» **Task requirements**:
Show all lines holding the string "color".

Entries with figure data
################

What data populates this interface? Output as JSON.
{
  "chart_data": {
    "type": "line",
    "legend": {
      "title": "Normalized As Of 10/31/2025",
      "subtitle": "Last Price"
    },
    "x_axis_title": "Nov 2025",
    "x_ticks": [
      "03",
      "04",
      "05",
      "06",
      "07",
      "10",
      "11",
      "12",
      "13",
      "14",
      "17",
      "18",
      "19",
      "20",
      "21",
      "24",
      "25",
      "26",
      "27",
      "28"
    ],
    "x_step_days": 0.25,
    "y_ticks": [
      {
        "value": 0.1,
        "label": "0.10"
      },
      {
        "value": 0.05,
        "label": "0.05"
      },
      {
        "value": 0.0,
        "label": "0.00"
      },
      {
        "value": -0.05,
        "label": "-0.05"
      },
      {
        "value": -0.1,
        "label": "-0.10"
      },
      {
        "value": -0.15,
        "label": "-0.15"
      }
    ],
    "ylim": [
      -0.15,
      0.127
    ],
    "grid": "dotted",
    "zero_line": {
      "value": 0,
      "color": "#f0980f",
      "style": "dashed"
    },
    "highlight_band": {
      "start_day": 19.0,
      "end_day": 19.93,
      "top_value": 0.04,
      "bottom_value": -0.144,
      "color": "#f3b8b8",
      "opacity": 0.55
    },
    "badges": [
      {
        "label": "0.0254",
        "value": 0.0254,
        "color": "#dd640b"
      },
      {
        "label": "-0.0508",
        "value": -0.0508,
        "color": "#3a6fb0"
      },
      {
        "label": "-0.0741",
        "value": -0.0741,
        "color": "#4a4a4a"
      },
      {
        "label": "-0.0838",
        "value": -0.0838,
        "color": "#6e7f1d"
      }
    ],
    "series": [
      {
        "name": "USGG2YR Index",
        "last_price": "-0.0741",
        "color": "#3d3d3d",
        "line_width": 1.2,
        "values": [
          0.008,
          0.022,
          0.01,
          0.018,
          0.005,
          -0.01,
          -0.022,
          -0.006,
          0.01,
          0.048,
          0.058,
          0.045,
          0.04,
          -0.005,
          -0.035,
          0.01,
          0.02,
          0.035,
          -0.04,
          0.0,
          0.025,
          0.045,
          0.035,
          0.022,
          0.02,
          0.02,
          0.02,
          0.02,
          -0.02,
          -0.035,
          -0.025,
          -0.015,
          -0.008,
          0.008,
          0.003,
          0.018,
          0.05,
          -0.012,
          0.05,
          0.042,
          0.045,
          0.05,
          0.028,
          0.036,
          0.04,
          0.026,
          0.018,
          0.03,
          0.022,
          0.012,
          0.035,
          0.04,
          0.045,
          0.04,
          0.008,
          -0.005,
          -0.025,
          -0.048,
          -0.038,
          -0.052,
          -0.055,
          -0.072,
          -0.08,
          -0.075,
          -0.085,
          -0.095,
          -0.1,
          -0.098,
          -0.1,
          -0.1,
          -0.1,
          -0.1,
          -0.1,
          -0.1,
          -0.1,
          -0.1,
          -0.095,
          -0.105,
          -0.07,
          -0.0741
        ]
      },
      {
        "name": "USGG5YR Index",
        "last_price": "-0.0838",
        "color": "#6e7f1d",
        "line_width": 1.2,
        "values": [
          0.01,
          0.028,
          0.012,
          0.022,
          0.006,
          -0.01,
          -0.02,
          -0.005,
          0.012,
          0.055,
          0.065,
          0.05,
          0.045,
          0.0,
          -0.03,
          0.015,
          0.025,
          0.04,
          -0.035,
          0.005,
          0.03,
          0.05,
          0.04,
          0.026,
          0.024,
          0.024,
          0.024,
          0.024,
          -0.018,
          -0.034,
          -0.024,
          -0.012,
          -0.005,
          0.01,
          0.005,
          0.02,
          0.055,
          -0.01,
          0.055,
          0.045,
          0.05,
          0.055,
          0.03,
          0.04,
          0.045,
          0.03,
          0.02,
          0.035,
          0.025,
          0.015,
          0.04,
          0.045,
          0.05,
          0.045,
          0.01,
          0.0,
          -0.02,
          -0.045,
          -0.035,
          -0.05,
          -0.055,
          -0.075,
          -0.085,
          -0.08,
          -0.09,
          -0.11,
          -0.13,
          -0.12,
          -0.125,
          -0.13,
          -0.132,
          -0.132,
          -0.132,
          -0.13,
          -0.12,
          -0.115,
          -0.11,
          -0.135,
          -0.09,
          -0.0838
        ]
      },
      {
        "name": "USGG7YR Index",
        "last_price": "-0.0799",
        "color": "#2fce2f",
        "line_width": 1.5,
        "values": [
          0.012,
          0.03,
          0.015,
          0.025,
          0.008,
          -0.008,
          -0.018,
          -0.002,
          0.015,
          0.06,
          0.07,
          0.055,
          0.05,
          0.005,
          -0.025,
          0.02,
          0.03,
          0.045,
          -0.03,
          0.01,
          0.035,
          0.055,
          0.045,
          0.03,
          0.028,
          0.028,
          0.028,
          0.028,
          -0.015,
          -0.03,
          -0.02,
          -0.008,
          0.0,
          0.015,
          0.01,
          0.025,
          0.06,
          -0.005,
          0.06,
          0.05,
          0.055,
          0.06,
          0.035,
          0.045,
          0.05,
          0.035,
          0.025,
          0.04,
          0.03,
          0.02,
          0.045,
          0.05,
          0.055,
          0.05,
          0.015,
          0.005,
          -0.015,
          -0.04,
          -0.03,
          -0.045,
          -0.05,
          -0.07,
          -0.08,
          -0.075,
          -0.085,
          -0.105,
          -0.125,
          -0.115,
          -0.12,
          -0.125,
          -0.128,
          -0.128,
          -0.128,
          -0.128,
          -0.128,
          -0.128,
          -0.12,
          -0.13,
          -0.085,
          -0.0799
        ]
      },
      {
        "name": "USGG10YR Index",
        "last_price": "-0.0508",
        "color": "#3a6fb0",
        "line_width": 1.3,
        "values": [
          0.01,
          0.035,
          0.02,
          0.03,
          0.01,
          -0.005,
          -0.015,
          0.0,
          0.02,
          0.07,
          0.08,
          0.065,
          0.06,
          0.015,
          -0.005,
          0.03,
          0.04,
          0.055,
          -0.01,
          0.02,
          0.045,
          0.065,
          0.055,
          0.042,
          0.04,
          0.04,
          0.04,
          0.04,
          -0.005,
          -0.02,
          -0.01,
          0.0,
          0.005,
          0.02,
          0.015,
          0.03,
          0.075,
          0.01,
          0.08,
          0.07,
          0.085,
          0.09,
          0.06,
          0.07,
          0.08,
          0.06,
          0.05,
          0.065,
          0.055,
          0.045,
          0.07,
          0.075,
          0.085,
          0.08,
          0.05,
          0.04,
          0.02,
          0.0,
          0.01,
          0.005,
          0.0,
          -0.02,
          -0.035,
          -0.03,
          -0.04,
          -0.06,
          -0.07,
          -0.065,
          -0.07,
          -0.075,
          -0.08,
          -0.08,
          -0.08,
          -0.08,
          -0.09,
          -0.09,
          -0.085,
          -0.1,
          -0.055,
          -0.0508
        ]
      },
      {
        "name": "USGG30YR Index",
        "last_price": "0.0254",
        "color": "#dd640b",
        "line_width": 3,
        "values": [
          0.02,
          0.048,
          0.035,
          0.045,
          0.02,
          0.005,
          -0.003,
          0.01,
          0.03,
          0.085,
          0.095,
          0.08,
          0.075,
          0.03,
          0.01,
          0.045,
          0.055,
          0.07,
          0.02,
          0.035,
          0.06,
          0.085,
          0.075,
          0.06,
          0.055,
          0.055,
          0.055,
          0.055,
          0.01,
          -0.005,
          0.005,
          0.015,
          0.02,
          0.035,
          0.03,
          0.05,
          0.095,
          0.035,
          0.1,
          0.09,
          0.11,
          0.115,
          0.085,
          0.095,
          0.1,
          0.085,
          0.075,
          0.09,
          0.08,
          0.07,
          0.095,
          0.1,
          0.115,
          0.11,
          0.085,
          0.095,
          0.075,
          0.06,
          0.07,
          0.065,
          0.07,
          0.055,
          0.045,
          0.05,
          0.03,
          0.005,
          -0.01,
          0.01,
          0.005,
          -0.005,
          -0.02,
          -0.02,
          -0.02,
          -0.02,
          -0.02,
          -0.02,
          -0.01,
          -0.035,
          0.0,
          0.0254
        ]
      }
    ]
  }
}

################

» **Result for this task**:
      "color": "#f0980f",
      "color": "#f3b8b8",
        "color": "#dd640b"
        "color": "#3a6fb0"
        "color": "#4a4a4a"
        "color": "#6e7f1d"
        "color": "#3d3d3d",
        "color": "#6e7f1d",
        "color": "#2fce2f",
        "color": "#3a6fb0",
        "color": "#dd640b",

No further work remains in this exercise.